Count how many lines below contain the word "pointing", then give that number alone.

## Excerpt from a dataset:
______________________________

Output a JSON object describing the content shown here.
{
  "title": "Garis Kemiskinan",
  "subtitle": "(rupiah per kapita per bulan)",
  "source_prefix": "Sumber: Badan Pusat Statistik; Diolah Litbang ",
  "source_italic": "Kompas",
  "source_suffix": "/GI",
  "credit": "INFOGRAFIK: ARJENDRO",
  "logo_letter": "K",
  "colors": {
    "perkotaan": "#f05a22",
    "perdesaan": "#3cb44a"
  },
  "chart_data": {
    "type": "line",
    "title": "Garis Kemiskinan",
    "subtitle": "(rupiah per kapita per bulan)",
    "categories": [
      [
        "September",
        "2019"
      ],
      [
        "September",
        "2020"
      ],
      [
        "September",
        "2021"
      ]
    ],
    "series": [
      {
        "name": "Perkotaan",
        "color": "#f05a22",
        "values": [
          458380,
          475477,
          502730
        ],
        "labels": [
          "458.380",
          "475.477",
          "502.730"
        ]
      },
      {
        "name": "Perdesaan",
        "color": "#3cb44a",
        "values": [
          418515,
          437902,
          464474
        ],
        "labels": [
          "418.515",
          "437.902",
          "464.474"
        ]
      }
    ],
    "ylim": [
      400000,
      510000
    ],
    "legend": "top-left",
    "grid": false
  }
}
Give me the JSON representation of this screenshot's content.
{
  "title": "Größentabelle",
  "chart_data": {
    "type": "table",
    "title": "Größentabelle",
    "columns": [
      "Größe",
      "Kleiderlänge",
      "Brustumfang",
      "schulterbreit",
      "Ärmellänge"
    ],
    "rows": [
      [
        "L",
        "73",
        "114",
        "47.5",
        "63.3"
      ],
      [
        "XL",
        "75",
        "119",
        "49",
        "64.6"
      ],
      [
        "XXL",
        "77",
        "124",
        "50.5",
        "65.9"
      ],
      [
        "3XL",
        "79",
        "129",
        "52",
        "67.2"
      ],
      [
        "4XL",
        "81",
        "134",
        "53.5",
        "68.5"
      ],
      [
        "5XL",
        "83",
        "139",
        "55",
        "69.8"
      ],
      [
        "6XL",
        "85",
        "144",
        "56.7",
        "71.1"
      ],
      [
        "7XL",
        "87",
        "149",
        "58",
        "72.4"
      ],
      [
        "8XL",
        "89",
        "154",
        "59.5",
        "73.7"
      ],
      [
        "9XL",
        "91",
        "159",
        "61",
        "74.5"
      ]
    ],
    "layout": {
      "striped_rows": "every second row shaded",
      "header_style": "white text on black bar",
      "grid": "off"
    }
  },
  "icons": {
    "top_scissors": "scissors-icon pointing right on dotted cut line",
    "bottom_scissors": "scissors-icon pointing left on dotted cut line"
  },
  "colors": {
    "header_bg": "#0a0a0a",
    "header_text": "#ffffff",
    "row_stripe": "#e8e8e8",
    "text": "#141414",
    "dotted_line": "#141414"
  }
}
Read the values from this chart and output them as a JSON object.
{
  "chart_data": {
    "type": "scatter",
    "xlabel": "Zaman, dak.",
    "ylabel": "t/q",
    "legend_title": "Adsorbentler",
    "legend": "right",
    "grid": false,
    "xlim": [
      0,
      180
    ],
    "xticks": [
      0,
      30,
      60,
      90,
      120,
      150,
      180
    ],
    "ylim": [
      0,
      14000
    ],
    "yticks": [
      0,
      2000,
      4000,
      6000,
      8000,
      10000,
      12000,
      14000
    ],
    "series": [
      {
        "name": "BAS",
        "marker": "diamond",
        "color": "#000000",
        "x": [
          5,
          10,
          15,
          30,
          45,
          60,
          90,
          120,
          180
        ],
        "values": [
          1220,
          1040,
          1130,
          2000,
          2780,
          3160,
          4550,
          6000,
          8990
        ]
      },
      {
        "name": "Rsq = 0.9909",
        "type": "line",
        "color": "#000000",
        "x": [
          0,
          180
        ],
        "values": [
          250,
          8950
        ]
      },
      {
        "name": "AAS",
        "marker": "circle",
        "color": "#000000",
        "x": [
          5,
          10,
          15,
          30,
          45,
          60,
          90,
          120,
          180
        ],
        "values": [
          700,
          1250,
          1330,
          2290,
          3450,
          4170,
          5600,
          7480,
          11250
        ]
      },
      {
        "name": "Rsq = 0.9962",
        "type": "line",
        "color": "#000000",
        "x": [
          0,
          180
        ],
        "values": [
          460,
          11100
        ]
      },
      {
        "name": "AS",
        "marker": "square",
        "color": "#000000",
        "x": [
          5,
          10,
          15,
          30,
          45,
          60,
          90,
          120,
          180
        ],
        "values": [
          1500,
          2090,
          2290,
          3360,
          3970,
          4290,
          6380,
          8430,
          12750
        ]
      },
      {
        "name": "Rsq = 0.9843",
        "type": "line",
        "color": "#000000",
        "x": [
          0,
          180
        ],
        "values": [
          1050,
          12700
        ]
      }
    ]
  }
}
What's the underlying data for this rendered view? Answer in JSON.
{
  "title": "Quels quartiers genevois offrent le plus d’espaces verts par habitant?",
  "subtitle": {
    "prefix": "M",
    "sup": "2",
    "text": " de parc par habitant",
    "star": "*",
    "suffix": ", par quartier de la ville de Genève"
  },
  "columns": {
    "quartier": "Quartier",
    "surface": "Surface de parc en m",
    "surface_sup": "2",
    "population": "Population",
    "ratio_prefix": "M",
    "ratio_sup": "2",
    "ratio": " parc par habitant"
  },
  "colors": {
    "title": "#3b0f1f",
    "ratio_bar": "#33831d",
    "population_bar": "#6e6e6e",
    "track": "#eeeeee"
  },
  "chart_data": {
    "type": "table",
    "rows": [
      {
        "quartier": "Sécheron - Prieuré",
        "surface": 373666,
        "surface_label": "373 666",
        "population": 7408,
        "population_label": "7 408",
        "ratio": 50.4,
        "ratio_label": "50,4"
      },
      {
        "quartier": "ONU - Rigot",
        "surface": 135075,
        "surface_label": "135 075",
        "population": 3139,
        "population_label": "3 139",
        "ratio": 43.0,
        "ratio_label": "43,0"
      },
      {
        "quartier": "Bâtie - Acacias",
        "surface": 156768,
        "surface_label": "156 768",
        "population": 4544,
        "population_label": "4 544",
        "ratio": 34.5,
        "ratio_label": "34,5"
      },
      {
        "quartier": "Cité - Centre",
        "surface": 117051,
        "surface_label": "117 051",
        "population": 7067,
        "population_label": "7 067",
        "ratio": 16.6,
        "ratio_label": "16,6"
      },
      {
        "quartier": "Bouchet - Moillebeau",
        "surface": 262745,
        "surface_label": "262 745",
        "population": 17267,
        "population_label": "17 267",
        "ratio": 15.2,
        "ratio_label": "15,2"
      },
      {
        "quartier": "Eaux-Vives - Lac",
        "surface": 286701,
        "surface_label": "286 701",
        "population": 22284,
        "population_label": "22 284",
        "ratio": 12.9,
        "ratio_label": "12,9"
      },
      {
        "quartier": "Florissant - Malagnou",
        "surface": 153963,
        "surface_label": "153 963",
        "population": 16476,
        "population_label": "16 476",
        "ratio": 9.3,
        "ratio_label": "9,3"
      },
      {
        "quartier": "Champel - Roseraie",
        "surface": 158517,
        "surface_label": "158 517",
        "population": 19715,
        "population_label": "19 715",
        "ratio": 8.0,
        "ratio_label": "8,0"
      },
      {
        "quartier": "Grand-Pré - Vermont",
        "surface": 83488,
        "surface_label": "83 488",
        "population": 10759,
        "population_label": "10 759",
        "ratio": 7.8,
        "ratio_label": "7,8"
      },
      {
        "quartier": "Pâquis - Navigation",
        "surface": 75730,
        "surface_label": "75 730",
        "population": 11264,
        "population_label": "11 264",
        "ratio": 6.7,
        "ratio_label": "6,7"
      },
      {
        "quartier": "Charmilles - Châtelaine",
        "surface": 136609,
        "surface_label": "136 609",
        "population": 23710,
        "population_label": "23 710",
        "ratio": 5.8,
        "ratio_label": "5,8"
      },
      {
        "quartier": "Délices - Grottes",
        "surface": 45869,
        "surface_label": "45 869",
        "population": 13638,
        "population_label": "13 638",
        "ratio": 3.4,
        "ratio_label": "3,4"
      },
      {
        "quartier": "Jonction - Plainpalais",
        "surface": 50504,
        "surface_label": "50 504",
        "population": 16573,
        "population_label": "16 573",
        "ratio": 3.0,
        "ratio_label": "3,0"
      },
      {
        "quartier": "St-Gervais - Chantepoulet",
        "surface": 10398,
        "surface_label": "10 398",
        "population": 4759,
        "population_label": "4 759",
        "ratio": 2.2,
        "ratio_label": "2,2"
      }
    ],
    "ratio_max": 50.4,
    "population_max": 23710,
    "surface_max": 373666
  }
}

______________________________

## Exercise solution:
2